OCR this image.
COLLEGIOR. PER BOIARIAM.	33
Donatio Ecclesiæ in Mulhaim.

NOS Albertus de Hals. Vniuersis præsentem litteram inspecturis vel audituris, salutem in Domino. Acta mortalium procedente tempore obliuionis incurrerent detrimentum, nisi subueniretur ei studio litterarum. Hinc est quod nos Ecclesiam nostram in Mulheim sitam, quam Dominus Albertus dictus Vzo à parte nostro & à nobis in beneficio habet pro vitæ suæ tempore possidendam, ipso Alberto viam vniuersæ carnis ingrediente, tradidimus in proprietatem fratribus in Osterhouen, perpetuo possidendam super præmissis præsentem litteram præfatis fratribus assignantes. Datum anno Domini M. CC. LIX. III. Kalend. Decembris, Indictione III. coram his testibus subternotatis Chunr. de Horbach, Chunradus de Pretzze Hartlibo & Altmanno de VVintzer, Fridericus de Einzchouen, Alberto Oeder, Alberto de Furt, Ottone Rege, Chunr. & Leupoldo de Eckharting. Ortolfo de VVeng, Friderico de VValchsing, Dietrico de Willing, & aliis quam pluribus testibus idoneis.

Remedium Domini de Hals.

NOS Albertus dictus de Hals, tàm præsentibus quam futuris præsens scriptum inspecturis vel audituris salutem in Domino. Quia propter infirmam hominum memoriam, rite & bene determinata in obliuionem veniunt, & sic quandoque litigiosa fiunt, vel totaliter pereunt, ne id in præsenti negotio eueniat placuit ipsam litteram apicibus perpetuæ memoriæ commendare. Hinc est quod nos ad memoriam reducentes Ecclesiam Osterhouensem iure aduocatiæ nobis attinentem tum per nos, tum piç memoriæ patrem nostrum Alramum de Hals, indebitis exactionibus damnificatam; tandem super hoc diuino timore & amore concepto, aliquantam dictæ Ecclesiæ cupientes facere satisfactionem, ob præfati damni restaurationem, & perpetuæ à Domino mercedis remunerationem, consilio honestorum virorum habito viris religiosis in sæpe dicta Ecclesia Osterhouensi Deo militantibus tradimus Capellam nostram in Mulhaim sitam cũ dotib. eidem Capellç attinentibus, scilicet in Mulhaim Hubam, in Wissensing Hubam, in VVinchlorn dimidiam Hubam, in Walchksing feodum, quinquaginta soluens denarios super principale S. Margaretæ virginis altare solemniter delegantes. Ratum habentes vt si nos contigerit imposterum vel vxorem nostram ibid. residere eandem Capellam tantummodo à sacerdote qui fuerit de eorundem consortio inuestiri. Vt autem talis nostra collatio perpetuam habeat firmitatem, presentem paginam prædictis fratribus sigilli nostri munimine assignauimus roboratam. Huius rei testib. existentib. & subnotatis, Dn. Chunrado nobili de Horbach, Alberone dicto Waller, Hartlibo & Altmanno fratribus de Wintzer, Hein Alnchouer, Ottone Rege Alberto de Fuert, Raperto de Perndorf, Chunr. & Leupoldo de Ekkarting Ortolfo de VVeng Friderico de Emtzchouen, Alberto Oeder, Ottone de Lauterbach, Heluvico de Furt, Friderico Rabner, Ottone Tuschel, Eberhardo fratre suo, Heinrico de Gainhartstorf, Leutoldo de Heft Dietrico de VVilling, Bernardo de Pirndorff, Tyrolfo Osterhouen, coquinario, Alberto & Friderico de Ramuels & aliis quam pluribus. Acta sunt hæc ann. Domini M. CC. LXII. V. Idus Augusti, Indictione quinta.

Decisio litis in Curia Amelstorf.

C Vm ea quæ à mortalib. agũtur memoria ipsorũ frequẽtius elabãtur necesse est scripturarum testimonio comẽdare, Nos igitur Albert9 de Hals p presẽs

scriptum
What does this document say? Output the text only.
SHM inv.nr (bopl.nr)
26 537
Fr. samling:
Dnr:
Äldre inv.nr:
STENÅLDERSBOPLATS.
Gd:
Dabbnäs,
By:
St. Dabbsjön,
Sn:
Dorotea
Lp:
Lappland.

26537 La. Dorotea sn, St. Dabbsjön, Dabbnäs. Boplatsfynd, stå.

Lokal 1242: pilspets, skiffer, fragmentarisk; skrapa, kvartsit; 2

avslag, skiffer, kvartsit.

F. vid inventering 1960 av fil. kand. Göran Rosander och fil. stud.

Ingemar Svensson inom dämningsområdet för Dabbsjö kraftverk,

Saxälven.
====
Find the line that contains "What does this". Repeat it and every line after it, exactly as written, up to and including the last line of the records above.

**EXERCISE RESULT:**
What does this document say? Output the text only.
SHM inv.nr (bopl.nr)
26 537
Fr. samling:
Dnr:
Äldre inv.nr:
STENÅLDERSBOPLATS.
Gd:
Dabbnäs,
By:
St. Dabbsjön,
Sn:
Dorotea
Lp:
Lappland.

26537 La. Dorotea sn, St. Dabbsjön, Dabbnäs. Boplatsfynd, stå.

Lokal 1242: pilspets, skiffer, fragmentarisk; skrapa, kvartsit; 2

avslag, skiffer, kvartsit.

F. vid inventering 1960 av fil. kand. Göran Rosander och fil. stud.

Ingemar Svensson inom dämningsområdet för Dabbsjö kraftverk,

Saxälven.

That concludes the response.